##### Supplied material
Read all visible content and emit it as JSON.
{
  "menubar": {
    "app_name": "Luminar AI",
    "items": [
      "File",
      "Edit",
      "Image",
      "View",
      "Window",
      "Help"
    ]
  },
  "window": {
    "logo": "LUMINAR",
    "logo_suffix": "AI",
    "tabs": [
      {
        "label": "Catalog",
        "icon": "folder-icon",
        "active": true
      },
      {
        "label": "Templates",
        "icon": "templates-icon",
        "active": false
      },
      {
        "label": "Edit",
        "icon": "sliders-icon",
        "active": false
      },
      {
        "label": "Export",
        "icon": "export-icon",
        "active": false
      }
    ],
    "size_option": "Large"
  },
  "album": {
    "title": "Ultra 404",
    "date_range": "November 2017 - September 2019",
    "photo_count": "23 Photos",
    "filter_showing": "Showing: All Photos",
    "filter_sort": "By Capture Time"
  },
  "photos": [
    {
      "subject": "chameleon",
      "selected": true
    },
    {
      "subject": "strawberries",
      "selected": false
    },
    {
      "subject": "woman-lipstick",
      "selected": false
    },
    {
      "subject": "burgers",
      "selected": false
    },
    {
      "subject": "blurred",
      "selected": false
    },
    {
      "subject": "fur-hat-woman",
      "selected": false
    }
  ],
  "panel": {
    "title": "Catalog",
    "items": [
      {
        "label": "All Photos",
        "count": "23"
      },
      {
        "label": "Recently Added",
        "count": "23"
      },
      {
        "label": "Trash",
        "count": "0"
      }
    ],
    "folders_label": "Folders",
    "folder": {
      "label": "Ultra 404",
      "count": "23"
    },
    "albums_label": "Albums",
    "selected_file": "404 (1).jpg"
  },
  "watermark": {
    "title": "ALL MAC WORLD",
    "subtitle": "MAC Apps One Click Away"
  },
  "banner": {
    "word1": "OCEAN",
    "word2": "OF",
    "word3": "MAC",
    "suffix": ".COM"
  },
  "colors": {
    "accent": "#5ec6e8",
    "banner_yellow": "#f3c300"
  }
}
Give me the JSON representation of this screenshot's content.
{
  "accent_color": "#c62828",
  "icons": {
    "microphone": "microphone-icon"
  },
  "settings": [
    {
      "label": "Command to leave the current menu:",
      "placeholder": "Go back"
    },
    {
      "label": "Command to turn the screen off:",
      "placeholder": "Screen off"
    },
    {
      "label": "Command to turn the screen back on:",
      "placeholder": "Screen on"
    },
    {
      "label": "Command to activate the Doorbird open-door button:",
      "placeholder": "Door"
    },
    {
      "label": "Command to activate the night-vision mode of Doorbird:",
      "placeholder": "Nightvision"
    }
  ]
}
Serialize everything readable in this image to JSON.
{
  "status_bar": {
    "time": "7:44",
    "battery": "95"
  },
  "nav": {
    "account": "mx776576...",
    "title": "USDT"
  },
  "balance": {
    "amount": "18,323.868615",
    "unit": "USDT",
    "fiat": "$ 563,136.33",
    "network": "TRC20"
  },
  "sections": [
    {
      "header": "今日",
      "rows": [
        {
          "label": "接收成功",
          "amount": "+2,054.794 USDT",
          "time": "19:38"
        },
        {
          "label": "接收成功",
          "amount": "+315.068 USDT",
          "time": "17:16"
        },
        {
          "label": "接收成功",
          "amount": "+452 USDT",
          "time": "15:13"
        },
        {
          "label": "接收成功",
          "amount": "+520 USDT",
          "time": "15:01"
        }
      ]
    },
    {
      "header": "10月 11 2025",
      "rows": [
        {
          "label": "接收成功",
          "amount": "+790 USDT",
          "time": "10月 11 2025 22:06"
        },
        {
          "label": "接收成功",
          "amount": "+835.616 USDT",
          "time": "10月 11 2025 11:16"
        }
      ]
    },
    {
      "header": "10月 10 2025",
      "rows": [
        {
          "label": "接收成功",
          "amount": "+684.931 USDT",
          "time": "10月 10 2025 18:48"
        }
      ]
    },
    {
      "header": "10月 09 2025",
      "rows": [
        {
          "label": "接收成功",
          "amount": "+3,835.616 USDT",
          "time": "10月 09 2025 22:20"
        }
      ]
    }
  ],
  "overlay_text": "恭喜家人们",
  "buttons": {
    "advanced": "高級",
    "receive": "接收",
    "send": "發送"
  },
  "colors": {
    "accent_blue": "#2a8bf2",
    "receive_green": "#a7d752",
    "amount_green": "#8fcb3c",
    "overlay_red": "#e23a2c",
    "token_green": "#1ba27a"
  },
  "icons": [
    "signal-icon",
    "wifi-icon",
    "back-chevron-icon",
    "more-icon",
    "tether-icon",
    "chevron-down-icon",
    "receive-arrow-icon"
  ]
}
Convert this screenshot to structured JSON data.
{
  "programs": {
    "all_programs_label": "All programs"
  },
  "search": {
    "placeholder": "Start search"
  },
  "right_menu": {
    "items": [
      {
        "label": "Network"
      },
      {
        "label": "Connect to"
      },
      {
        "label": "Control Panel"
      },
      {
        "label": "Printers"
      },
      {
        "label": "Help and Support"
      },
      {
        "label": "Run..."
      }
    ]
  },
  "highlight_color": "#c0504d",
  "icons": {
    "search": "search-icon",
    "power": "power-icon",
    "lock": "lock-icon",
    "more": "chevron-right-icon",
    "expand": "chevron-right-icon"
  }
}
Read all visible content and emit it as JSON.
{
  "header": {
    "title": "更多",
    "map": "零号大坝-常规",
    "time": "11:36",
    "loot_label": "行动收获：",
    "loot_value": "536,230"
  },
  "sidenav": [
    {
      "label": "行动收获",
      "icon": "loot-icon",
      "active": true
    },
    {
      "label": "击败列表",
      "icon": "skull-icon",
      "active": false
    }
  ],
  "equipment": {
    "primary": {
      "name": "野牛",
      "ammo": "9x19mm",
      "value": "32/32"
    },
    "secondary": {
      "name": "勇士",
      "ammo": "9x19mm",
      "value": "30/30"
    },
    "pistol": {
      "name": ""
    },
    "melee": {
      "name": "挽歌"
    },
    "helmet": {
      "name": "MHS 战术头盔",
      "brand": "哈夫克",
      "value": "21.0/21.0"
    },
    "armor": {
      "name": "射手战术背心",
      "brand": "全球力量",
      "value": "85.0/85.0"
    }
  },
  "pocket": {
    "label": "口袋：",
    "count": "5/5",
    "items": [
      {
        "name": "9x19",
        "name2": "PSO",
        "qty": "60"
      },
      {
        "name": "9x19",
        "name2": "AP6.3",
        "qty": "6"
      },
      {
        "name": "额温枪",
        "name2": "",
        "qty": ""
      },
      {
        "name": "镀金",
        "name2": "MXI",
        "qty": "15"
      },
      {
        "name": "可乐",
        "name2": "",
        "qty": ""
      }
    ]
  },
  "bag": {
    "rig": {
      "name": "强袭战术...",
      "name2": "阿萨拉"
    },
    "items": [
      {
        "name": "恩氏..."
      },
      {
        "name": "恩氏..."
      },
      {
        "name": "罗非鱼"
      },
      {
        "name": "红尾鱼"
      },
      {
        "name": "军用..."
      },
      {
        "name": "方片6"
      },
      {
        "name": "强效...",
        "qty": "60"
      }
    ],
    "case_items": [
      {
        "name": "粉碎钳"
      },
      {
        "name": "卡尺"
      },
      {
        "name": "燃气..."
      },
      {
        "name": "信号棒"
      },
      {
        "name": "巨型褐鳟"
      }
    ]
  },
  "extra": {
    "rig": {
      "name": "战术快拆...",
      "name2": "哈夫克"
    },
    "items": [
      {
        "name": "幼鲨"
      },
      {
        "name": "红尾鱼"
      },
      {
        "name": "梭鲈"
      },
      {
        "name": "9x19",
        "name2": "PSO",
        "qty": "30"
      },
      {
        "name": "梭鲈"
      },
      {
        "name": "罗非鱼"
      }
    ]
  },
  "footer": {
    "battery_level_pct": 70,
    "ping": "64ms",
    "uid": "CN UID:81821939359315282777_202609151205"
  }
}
##########
* Task directions: All lines above with "subject" in them should be returned.

* Response to this exercise:
      "subject": "chameleon",
      "subject": "strawberries",
      "subject": "woman-lipstick",
      "subject": "burgers",
      "subject": "blurred",
      "subject": "fur-hat-woman",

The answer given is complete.